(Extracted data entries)
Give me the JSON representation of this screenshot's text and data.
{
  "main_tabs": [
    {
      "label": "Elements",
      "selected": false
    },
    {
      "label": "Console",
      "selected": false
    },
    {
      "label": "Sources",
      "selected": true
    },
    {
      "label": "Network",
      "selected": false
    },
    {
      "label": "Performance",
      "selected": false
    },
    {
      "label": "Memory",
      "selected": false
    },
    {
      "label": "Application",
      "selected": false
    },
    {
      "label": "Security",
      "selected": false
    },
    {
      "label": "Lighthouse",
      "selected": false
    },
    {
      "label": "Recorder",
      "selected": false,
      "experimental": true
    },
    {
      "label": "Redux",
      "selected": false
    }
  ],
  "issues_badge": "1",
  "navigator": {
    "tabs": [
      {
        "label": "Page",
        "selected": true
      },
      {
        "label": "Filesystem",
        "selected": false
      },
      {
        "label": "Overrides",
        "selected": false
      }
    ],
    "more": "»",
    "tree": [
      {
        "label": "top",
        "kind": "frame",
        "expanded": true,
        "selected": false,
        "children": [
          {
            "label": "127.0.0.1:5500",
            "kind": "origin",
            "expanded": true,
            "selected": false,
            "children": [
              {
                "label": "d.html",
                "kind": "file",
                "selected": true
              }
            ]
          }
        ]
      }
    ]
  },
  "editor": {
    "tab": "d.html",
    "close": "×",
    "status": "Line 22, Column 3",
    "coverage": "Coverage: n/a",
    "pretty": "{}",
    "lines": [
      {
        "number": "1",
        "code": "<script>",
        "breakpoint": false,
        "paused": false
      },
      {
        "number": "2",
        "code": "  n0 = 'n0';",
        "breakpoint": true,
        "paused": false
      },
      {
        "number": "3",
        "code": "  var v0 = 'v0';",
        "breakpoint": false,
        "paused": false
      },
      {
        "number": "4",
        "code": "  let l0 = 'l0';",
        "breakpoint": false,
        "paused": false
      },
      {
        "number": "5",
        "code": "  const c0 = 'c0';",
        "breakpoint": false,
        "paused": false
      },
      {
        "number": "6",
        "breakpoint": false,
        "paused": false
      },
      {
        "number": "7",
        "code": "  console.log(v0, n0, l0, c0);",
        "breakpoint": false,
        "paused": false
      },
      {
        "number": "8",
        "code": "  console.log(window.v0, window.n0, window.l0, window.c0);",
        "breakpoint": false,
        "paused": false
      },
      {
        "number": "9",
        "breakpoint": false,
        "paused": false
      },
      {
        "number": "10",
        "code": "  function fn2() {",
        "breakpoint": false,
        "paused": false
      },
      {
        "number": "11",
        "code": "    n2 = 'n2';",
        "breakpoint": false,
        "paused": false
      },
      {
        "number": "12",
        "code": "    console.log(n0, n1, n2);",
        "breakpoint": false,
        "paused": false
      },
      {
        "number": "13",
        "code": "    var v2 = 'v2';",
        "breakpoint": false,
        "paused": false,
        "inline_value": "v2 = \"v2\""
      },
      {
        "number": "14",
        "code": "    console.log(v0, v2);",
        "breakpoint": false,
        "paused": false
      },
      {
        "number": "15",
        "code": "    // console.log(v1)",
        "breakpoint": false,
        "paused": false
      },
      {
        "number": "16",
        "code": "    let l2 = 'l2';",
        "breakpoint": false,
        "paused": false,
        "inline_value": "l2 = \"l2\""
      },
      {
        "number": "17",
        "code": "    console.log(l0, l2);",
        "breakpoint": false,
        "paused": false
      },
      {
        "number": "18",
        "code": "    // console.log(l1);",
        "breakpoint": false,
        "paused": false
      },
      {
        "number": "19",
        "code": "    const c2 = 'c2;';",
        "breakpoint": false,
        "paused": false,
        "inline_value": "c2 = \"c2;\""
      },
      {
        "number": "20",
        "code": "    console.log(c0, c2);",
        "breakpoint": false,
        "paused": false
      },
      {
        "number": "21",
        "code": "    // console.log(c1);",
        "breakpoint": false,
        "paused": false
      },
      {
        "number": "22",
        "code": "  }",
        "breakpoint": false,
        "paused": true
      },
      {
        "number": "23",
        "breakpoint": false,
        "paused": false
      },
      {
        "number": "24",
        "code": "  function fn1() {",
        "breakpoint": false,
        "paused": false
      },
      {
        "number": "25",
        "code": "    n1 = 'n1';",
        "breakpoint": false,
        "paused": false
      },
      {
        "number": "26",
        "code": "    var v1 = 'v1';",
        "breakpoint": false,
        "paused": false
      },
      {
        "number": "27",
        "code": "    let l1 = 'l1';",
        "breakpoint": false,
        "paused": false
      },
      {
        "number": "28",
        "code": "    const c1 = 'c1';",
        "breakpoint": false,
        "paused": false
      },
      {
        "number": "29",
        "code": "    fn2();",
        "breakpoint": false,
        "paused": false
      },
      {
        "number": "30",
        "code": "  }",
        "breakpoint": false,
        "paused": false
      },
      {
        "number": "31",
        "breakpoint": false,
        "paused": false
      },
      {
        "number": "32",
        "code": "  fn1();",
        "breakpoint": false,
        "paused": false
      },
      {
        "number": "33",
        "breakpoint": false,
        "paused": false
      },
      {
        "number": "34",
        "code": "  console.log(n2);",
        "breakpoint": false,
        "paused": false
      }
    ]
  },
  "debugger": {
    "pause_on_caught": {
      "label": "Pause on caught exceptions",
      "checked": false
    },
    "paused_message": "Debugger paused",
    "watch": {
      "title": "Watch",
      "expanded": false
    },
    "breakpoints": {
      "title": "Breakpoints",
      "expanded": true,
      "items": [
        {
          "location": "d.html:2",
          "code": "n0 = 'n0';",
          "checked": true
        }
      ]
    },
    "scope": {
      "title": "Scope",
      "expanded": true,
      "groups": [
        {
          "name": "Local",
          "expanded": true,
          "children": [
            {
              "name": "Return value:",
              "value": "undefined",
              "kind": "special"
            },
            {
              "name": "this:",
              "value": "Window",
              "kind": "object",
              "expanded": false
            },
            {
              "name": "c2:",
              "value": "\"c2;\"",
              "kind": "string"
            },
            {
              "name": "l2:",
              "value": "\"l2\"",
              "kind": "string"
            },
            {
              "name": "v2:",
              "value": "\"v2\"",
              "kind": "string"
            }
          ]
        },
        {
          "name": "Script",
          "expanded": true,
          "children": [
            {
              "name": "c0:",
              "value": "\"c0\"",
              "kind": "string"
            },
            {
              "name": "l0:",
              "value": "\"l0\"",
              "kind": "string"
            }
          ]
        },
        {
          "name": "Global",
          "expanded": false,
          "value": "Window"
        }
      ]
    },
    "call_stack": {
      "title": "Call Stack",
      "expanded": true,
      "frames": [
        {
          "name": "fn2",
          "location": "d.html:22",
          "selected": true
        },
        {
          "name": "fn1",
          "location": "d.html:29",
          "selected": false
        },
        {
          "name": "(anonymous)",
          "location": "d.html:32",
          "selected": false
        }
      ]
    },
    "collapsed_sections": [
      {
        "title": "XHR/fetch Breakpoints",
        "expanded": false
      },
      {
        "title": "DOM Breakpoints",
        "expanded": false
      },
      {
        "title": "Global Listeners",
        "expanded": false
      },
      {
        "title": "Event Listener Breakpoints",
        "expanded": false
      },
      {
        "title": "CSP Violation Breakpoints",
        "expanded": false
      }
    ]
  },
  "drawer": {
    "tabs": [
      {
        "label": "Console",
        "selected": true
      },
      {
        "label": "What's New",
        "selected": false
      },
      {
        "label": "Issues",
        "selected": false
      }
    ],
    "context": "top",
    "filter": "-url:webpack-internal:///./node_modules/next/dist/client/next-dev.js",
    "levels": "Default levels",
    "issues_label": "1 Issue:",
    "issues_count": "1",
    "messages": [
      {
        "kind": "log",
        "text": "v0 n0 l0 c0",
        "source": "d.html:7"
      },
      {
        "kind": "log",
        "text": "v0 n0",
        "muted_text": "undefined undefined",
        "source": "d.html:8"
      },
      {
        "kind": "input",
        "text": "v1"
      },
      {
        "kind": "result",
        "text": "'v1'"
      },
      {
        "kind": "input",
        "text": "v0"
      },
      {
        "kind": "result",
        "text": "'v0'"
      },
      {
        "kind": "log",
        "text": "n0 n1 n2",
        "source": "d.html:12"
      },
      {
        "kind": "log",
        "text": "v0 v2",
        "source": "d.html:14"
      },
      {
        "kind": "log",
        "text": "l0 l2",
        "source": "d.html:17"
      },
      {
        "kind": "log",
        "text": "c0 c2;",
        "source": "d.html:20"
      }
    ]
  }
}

WHAT TO WORK ON: Copy each line of the listing that holds the word "const".

WRITTEN RESPONSE:
        "code": "  const c0 = 'c0';",
        "code": "    const c2 = 'c2;';",
        "code": "    const c1 = 'c1';",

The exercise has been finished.